What you should do: Read the listing and extract each line that includes the word "فيما".

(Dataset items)
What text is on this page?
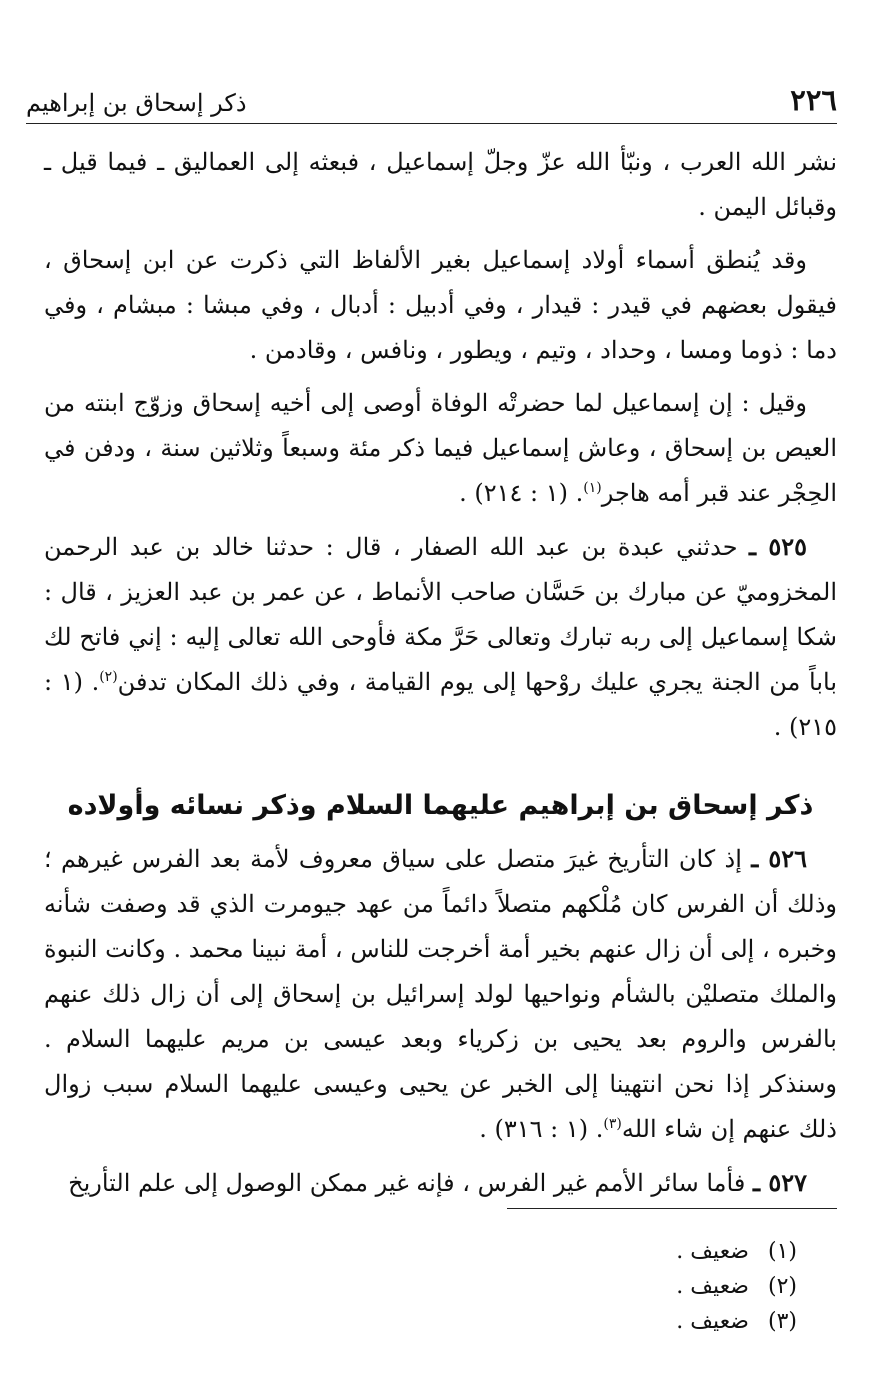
٢٢٦
ذكر إسحاق بن إبراهيم

نشر الله العرب ، ونبّأ الله عزّ وجلّ إسماعيل ، فبعثه إلى العماليق ـ فيما قيل ـ وقبائل اليمن .

وقد يُنطق أسماء أولاد إسماعيل بغير الألفاظ التي ذكرت عن ابن إسحاق ، فيقول بعضهم في قيدر : قيدار ، وفي أدبيل : أدبال ، وفي مبشا : مبشام ، وفي دما : ذوما ومسا ، وحداد ، وتيم ، ويطور ، ونافس ، وقادمن .

وقيل : إن إسماعيل لما حضرتْه الوفاة أوصى إلى أخيه إسحاق وزوّج ابنته من العيص بن إسحاق ، وعاش إسماعيل فيما ذكر مئة وسبعاً وثلاثين سنة ، ودفن في الحِجْر عند قبر أمه هاجر$^{(١)}$. (١ : ٢١٤) .

٥٢٥ ـ حدثني عبدة بن عبد الله الصفار ، قال : حدثنا خالد بن عبد الرحمن المخزوميّ عن مبارك بن حَسَّان صاحب الأنماط ، عن عمر بن عبد العزيز ، قال : شكا إسماعيل إلى ربه تبارك وتعالى حَرَّ مكة فأوحى الله تعالى إليه : إني فاتح لك باباً من الجنة يجري عليك روْحها إلى يوم القيامة ، وفي ذلك المكان تدفن$^{(٢)}$. (١ : ٢١٥) .

ذكر إسحاق بن إبراهيم عليهما السلام وذكر نسائه وأولاده

٥٢٦ ـ إذ كان التأريخ غيرَ متصل على سياق معروف لأمة بعد الفرس غيرهم ؛ وذلك أن الفرس كان مُلْكهم متصلاً دائماً من عهد جيومرت الذي قد وصفت شأنه وخبره ، إلى أن زال عنهم بخير أمة أخرجت للناس ، أمة نبينا محمد . وكانت النبوة والملك متصليْن بالشأم ونواحيها لولد إسرائيل بن إسحاق إلى أن زال ذلك عنهم بالفرس والروم بعد يحيى بن زكرياء وبعد عيسى بن مريم عليهما السلام . وسنذكر إذا نحن انتهينا إلى الخبر عن يحيى وعيسى عليهما السلام سبب زوال ذلك عنهم إن شاء الله$^{(٣)}$. (١ : ٣١٦) .

٥٢٧ ـ فأما سائر الأمم غير الفرس ، فإنه غير ممكن الوصول إلى علم التأريخ

(١)
ضعيف .
(٢)
ضعيف .
(٣)
ضعيف .
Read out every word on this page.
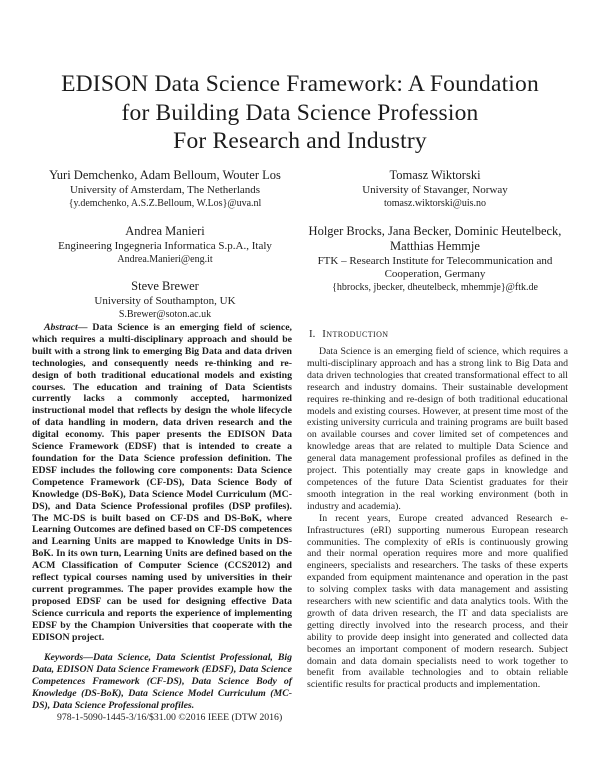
EDISON Data Science Framework: A Foundation
for Building Data Science Profession
For Research and Industry
Yuri Demchenko, Adam Belloum, Wouter Los
University of Amsterdam, The Netherlands
{y.demchenko, A.S.Z.Belloum, W.Los}@uva.nl
Andrea Manieri
Engineering Ingegneria Informatica S.p.A., Italy
Andrea.Manieri@eng.it
Steve Brewer
University of Southampton, UK
S.Brewer@soton.ac.uk
Tomasz Wiktorski
University of Stavanger, Norway
tomasz.wiktorski@uis.no
Holger Brocks, Jana Becker, Dominic Heutelbeck, Matthias Hemmje
FTK – Research Institute for Telecommunication and Cooperation, Germany
{hbrocks, jbecker, dheutelbeck, mhemmje}@ftk.de

Abstract— Data Science is an emerging field of science, which requires a multi-disciplinary approach and should be built with a strong link to emerging Big Data and data driven technologies, and consequently needs re-thinking and re-design of both traditional educational models and existing courses. The education and training of Data Scientists currently lacks a commonly accepted, harmonized instructional model that reflects by design the whole lifecycle of data handling in modern, data driven research and the digital economy. This paper presents the EDISON Data Science Framework (EDSF) that is intended to create a foundation for the Data Science profession definition. The EDSF includes the following core components: Data Science Competence Framework (CF-DS), Data Science Body of Knowledge (DS-BoK), Data Science Model Curriculum (MC-DS), and Data Science Professional profiles (DSP profiles). The MC-DS is built based on CF-DS and DS-BoK, where Learning Outcomes are defined based on CF-DS competences and Learning Units are mapped to Knowledge Units in DS-BoK. In its own turn, Learning Units are defined based on the ACM Classification of Computer Science (CCS2012) and reflect typical courses naming used by universities in their current programmes. The paper provides example how the proposed EDSF can be used for designing effective Data Science curricula and reports the experience of implementing EDSF by the Champion Universities that cooperate with the EDISON project.

Keywords—Data Science, Data Scientist Professional, Big Data, EDISON Data Science Framework (EDSF), Data Science Competences Framework (CF-DS), Data Science Body of Knowledge (DS-BoK), Data Science Model Curriculum (MC-DS), Data Science Professional profiles.

I. Introduction

Data Science is an emerging field of science, which requires a multi-disciplinary approach and has a strong link to Big Data and data driven technologies that created transformational effect to all research and industry domains. Their sustainable development requires re-thinking and re-design of both traditional educational models and existing courses. However, at present time most of the existing university curricula and training programs are built based on available courses and cover limited set of competences and knowledge areas that are related to multiple Data Science and general data management professional profiles as defined in the project. This potentially may create gaps in knowledge and competences of the future Data Scientist graduates for their smooth integration in the real working environment (both in industry and academia).

In recent years, Europe created advanced Research e-Infrastructures (eRI) supporting numerous European research communities. The complexity of eRIs is continuously growing and their normal operation requires more and more qualified engineers, specialists and researchers. The tasks of these experts expanded from equipment maintenance and operation in the past to solving complex tasks with data management and assisting researchers with new scientific and data analytics tools. With the growth of data driven research, the IT and data specialists are getting directly involved into the research process, and their ability to provide deep insight into generated and collected data becomes an important component of modern research. Subject domain and data domain specialists need to work together to benefit from available technologies and to obtain reliable scientific results for practical products and implementation.

978-1-5090-1445-3/16/$31.00 ©2016 IEEE (DTW 2016)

Result of this task:
نشر الله العرب ، ونبّأ الله عزّ وجلّ إسماعيل ، فبعثه إلى العماليق ـ فيما قيل ـ وقبائل اليمن .
وقيل : إن إسماعيل لما حضرتْه الوفاة أوصى إلى أخيه إسحاق وزوّج ابنته من العيص بن إسحاق ، وعاش إسماعيل فيما ذكر مئة وسبعاً وثلاثين سنة ، ودفن في الحِجْر عند قبر أمه هاجر$^{(١)}$. (١ : ٢١٤) .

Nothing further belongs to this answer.